In the limit \(\Lambda \rightarrow \infty\), our theory should “agree with nature”, with \(c_0(\infty) = 0\), \(c_2(\infty) = m^2/2\), and \(c_4(\infty) = \lambda/4!\), but at finite scales \(\Lambda\), we may need additional coefficients that depend on the scale \(c_n(\Lambda)\). In our “theory”, we have moved the scale dependence \(\Lambda\) into the coefficients \(c_n(\Lambda)\) so that we can complete the gaussian integral as with Zee’s baby problem. The technique for calculating the various “correlation functions” \(C_n(\Lambda)\) is the same in terms of “Feynman” diagrams, but now possibly with more interactions.

EXCERPTED DATA:
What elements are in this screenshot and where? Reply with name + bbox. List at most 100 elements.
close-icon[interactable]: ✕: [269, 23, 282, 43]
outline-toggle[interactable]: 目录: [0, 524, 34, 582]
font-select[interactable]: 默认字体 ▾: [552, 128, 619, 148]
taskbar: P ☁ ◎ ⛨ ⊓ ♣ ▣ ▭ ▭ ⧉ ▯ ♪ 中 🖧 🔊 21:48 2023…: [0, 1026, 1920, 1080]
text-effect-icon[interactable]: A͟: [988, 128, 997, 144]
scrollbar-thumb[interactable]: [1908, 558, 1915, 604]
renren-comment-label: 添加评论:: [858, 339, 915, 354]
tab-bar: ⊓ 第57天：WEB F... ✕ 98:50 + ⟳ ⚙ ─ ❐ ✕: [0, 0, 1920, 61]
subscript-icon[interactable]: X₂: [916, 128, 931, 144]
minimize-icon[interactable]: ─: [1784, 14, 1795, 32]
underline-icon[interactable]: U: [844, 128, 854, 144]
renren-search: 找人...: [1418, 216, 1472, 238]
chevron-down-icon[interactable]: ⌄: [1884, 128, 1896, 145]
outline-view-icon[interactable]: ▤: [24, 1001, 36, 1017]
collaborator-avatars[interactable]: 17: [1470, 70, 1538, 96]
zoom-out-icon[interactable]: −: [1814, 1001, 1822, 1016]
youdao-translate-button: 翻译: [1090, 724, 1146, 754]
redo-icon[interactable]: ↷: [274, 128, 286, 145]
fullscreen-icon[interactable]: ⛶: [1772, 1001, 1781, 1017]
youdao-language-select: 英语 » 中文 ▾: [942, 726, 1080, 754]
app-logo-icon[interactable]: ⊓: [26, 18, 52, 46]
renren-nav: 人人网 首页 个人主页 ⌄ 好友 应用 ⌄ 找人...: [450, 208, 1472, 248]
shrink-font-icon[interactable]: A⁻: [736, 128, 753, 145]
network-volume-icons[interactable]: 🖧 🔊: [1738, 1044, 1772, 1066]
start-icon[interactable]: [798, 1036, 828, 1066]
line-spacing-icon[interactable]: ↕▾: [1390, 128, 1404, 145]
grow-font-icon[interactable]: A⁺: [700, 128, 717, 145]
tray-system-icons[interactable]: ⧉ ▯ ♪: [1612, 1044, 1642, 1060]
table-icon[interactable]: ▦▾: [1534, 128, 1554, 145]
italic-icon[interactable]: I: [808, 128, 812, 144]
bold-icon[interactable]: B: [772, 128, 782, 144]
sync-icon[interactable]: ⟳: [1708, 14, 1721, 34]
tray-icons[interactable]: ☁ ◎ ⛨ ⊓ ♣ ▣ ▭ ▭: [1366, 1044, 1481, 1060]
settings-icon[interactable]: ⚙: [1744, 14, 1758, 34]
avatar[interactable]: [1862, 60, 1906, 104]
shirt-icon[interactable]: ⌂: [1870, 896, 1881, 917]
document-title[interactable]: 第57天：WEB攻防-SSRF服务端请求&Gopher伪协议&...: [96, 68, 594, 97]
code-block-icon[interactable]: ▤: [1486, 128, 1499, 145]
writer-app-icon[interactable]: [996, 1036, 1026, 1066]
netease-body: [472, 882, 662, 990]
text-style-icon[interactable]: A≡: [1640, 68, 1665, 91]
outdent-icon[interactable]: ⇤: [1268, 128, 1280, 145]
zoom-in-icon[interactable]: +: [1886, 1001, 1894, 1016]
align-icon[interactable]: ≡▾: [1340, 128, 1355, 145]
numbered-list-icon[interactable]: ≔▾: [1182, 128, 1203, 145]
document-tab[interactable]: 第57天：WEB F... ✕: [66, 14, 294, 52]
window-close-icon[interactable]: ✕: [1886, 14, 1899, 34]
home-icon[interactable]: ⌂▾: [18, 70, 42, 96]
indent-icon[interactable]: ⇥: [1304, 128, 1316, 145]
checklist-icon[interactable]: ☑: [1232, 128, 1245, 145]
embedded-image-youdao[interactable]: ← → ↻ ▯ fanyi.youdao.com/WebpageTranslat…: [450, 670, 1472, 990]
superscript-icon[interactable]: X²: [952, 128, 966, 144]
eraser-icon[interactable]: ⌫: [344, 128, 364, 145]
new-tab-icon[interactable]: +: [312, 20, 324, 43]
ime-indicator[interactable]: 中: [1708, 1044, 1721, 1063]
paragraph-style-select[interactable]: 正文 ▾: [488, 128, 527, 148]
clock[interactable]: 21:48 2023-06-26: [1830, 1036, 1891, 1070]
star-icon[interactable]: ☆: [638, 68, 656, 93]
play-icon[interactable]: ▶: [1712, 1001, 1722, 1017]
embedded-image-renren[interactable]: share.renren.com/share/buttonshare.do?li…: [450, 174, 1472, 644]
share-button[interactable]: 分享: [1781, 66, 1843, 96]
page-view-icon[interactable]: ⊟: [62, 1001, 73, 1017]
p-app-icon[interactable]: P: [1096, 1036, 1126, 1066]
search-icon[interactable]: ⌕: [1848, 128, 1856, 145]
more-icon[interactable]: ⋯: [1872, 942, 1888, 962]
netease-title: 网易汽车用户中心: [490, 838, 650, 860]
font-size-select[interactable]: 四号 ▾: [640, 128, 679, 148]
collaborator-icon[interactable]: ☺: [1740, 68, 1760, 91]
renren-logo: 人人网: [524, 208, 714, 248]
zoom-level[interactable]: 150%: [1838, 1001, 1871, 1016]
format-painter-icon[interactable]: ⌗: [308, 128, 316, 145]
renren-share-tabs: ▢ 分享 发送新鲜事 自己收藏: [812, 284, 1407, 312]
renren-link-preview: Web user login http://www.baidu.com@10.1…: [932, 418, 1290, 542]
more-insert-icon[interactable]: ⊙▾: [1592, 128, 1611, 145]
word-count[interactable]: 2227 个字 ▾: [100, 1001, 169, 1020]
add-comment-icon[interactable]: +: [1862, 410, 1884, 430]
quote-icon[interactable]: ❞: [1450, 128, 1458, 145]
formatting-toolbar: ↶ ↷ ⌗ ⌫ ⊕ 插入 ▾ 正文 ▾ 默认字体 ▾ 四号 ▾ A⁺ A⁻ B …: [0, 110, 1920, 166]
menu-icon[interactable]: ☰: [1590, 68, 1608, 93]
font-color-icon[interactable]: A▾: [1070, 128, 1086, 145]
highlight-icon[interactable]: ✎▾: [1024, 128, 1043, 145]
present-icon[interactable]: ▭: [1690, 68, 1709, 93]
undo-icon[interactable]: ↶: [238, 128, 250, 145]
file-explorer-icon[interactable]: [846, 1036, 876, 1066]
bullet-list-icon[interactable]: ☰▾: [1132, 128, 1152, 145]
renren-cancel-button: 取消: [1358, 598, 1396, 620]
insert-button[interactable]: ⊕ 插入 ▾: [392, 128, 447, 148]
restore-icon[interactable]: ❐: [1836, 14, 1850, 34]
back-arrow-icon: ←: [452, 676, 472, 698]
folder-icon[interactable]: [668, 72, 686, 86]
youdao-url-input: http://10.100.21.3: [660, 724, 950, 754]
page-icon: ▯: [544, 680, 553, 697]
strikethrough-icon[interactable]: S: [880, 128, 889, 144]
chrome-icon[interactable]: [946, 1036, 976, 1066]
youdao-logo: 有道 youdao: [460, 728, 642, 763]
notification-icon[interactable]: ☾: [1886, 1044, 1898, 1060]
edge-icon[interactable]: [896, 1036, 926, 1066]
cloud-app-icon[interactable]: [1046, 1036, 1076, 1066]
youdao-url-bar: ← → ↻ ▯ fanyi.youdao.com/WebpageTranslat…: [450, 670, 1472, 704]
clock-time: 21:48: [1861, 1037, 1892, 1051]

PROBLEMS:
a – In the passage on scale-dependent coefficients, what value should \(c_2\) take in the limit \(\Lambda \rightarrow \infty\)?
b – Write the next part of the passage on scale-dependent coefficients, picking up after its final sentence.
The data play no part in what is asked here.

ANSWERS:
a – \(c_2(\infty) = m^2/2\)

b –
from functools import partial
from scipy.integrate import quad
m = 1.2
lam = 0.1
def integrand(q, n):
    return q**n * np.exp(-m**2/2*q**2-lam/4/3/2*q**4)
    
def get_C(n, Lam):
    kw = dict(epsabs=1e-12, epsrel=1e-12)
    Zn = quad(partial(integrand, n=n), -Lam, Lam, **kw)[0]
    Z0 = quad(partial(integrand, n=0), -Lam, Lam, **kw)[0]
    return Zn/Z0

Lams = 10**np.linspace(-1, 2)
ns = [0, 2, 4, 6]
Cs = np.array([[get_C(n, Lam) for Lam in Lams] for n in ns])
fig, ax = plt.subplots()
ax.semilogx(Lams, Cs.T)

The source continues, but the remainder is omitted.